◆ **WHAT IS NEEDED**
Set down each entry from the block beneath, exactly as written.

══ SUPPLIED RECORDS ══

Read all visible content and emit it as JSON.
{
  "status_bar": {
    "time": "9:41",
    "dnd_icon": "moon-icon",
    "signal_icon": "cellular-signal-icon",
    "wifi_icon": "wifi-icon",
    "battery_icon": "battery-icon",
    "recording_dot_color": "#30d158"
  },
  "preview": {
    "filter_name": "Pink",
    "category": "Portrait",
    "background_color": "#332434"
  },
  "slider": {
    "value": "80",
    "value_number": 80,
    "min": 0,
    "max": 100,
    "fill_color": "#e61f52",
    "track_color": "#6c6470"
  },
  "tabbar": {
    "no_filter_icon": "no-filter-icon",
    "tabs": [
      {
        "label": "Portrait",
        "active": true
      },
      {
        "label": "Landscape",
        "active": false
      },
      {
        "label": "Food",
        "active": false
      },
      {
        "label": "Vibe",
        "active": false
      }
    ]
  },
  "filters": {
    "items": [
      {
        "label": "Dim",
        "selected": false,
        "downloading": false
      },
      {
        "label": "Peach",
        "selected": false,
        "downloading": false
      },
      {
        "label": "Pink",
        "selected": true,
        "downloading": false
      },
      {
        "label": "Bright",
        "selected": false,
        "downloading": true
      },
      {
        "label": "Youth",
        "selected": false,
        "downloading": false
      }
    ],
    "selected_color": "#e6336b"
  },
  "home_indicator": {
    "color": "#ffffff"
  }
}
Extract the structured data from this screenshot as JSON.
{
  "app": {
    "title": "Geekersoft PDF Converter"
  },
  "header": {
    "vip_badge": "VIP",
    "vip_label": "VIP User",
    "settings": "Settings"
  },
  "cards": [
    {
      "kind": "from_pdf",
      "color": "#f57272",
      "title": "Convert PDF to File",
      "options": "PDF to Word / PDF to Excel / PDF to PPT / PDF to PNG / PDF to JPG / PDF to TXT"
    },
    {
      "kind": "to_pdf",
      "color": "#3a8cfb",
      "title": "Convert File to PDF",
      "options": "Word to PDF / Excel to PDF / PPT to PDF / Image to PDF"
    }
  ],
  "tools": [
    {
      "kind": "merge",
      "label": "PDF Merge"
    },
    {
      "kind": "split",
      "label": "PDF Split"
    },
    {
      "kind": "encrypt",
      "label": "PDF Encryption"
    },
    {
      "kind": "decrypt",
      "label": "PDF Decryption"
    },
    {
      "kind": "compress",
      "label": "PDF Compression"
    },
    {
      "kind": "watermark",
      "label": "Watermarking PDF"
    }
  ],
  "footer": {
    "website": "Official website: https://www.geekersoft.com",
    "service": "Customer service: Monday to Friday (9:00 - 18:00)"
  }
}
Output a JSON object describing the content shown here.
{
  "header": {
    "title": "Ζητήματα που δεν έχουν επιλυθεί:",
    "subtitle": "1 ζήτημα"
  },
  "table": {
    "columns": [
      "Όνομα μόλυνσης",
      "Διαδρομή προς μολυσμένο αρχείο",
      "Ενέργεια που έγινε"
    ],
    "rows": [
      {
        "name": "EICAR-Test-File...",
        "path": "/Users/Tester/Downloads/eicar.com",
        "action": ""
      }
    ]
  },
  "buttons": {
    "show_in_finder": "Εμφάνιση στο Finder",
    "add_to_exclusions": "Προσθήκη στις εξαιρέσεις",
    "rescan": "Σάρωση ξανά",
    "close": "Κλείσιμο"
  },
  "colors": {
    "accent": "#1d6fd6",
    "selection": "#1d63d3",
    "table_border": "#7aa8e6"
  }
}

═══

◆ **RESPONSE TO THIS EXERCISE**
Read all visible content and emit it as JSON.
{
  "status_bar": {
    "time": "9:41",
    "dnd_icon": "moon-icon",
    "signal_icon": "cellular-signal-icon",
    "wifi_icon": "wifi-icon",
    "battery_icon": "battery-icon",
    "recording_dot_color": "#30d158"
  },
  "preview": {
    "filter_name": "Pink",
    "category": "Portrait",
    "background_color": "#332434"
  },
  "slider": {
    "value": "80",
    "value_number": 80,
    "min": 0,
    "max": 100,
    "fill_color": "#e61f52",
    "track_color": "#6c6470"
  },
  "tabbar": {
    "no_filter_icon": "no-filter-icon",
    "tabs": [
      {
        "label": "Portrait",
        "active": true
      },
      {
        "label": "Landscape",
        "active": false
      },
      {
        "label": "Food",
        "active": false
      },
      {
        "label": "Vibe",
        "active": false
      }
    ]
  },
  "filters": {
    "items": [
      {
        "label": "Dim",
        "selected": false,
        "downloading": false
      },
      {
        "label": "Peach",
        "selected": false,
        "downloading": false
      },
      {
        "label": "Pink",
        "selected": true,
        "downloading": false
      },
      {
        "label": "Bright",
        "selected": false,
        "downloading": true
      },
      {
        "label": "Youth",
        "selected": false,
        "downloading": false
      }
    ],
    "selected_color": "#e6336b"
  },
  "home_indicator": {
    "color": "#ffffff"
  }
}
Extract the structured data from this screenshot as JSON.
{
  "app": {
    "title": "Geekersoft PDF Converter"
  },
  "header": {
    "vip_badge": "VIP",
    "vip_label": "VIP User",
    "settings": "Settings"
  },
  "cards": [
    {
      "kind": "from_pdf",
      "color": "#f57272",
      "title": "Convert PDF to File",
      "options": "PDF to Word / PDF to Excel / PDF to PPT / PDF to PNG / PDF to JPG / PDF to TXT"
    },
    {
      "kind": "to_pdf",
      "color": "#3a8cfb",
      "title": "Convert File to PDF",
      "options": "Word to PDF / Excel to PDF / PPT to PDF / Image to PDF"
    }
  ],
  "tools": [
    {
      "kind": "merge",
      "label": "PDF Merge"
    },
    {
      "kind": "split",
      "label": "PDF Split"
    },
    {
      "kind": "encrypt",
      "label": "PDF Encryption"
    },
    {
      "kind": "decrypt",
      "label": "PDF Decryption"
    },
    {
      "kind": "compress",
      "label": "PDF Compression"
    },
    {
      "kind": "watermark",
      "label": "Watermarking PDF"
    }
  ],
  "footer": {
    "website": "Official website: https://www.geekersoft.com",
    "service": "Customer service: Monday to Friday (9:00 - 18:00)"
  }
}
Output a JSON object describing the content shown here.
{
  "header": {
    "title": "Ζητήματα που δεν έχουν επιλυθεί:",
    "subtitle": "1 ζήτημα"
  },
  "table": {
    "columns": [
      "Όνομα μόλυνσης",
      "Διαδρομή προς μολυσμένο αρχείο",
      "Ενέργεια που έγινε"
    ],
    "rows": [
      {
        "name": "EICAR-Test-File...",
        "path": "/Users/Tester/Downloads/eicar.com",
        "action": ""
      }
    ]
  },
  "buttons": {
    "show_in_finder": "Εμφάνιση στο Finder",
    "add_to_exclusions": "Προσθήκη στις εξαιρέσεις",
    "rescan": "Σάρωση ξανά",
    "close": "Κλείσιμο"
  },
  "colors": {
    "accent": "#1d6fd6",
    "selection": "#1d63d3",
    "table_border": "#7aa8e6"
  }
}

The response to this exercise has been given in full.